— start —

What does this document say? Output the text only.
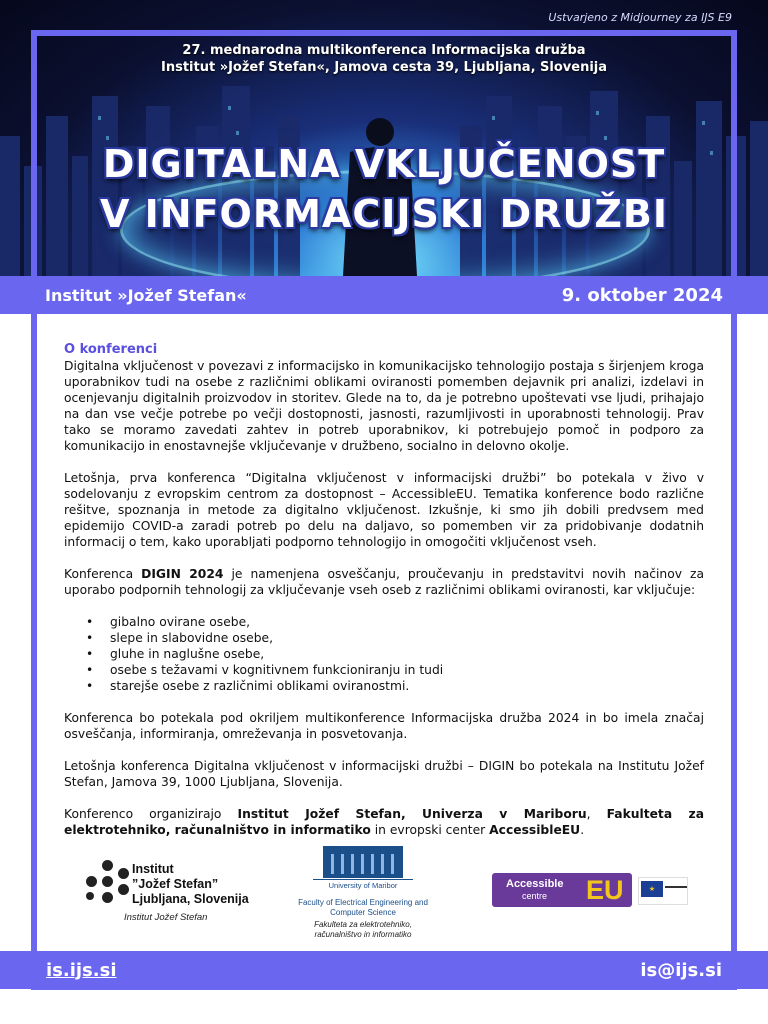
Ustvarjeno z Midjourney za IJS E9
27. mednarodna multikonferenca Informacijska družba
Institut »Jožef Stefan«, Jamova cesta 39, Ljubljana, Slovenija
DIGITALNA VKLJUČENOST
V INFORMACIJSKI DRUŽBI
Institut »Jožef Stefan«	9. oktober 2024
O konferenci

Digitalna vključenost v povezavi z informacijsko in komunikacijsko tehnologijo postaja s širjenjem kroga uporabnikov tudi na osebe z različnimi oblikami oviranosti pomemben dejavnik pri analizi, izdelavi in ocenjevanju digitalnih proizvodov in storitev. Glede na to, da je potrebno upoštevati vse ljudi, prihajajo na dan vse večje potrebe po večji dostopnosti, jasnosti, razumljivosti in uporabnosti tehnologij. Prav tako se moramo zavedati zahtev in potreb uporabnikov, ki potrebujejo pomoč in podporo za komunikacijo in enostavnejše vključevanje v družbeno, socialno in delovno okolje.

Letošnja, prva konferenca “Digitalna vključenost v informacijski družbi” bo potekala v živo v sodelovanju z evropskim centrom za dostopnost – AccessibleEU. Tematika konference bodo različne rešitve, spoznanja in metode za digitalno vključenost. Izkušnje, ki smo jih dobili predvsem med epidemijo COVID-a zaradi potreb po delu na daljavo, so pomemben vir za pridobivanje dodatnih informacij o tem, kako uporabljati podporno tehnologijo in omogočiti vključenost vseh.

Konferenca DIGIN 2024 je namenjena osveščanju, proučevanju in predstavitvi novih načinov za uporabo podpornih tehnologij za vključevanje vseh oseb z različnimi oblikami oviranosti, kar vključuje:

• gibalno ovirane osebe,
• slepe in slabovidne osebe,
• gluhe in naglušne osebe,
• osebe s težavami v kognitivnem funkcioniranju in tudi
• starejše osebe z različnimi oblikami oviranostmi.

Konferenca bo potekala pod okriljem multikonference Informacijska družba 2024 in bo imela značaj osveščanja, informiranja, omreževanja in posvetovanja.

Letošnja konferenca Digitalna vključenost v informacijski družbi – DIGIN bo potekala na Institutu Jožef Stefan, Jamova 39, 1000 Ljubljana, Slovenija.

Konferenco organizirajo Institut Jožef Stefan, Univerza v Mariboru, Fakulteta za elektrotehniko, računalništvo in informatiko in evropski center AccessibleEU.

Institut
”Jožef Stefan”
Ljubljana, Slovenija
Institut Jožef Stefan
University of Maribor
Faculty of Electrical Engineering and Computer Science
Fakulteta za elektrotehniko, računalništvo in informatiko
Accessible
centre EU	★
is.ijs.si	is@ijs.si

— end —

> _Work to complete_
Reproduce the data above in full, exactly as it is, with the pictures left out.

> _Exercise answer_
What does this document say? Output the text only.
Ustvarjeno z Midjourney za IJS E9
27. mednarodna multikonferenca Informacijska družba
Institut »Jožef Stefan«, Jamova cesta 39, Ljubljana, Slovenija
DIGITALNA VKLJUČENOST
V INFORMACIJSKI DRUŽBI
Institut »Jožef Stefan«	9. oktober 2024
O konferenci

Digitalna vključenost v povezavi z informacijsko in komunikacijsko tehnologijo postaja s širjenjem kroga uporabnikov tudi na osebe z različnimi oblikami oviranosti pomemben dejavnik pri analizi, izdelavi in ocenjevanju digitalnih proizvodov in storitev. Glede na to, da je potrebno upoštevati vse ljudi, prihajajo na dan vse večje potrebe po večji dostopnosti, jasnosti, razumljivosti in uporabnosti tehnologij. Prav tako se moramo zavedati zahtev in potreb uporabnikov, ki potrebujejo pomoč in podporo za komunikacijo in enostavnejše vključevanje v družbeno, socialno in delovno okolje.

Letošnja, prva konferenca “Digitalna vključenost v informacijski družbi” bo potekala v živo v sodelovanju z evropskim centrom za dostopnost – AccessibleEU. Tematika konference bodo različne rešitve, spoznanja in metode za digitalno vključenost. Izkušnje, ki smo jih dobili predvsem med epidemijo COVID-a zaradi potreb po delu na daljavo, so pomemben vir za pridobivanje dodatnih informacij o tem, kako uporabljati podporno tehnologijo in omogočiti vključenost vseh.

Konferenca DIGIN 2024 je namenjena osveščanju, proučevanju in predstavitvi novih načinov za uporabo podpornih tehnologij za vključevanje vseh oseb z različnimi oblikami oviranosti, kar vključuje:

• gibalno ovirane osebe,
• slepe in slabovidne osebe,
• gluhe in naglušne osebe,
• osebe s težavami v kognitivnem funkcioniranju in tudi
• starejše osebe z različnimi oblikami oviranostmi.

Konferenca bo potekala pod okriljem multikonference Informacijska družba 2024 in bo imela značaj osveščanja, informiranja, omreževanja in posvetovanja.

Letošnja konferenca Digitalna vključenost v informacijski družbi – DIGIN bo potekala na Institutu Jožef Stefan, Jamova 39, 1000 Ljubljana, Slovenija.

Konferenco organizirajo Institut Jožef Stefan, Univerza v Mariboru, Fakulteta za elektrotehniko, računalništvo in informatiko in evropski center AccessibleEU.

Institut
”Jožef Stefan”
Ljubljana, Slovenija
Institut Jožef Stefan
University of Maribor
Faculty of Electrical Engineering and Computer Science
Fakulteta za elektrotehniko, računalništvo in informatiko
Accessible
centre EU	★
is.ijs.si	is@ijs.si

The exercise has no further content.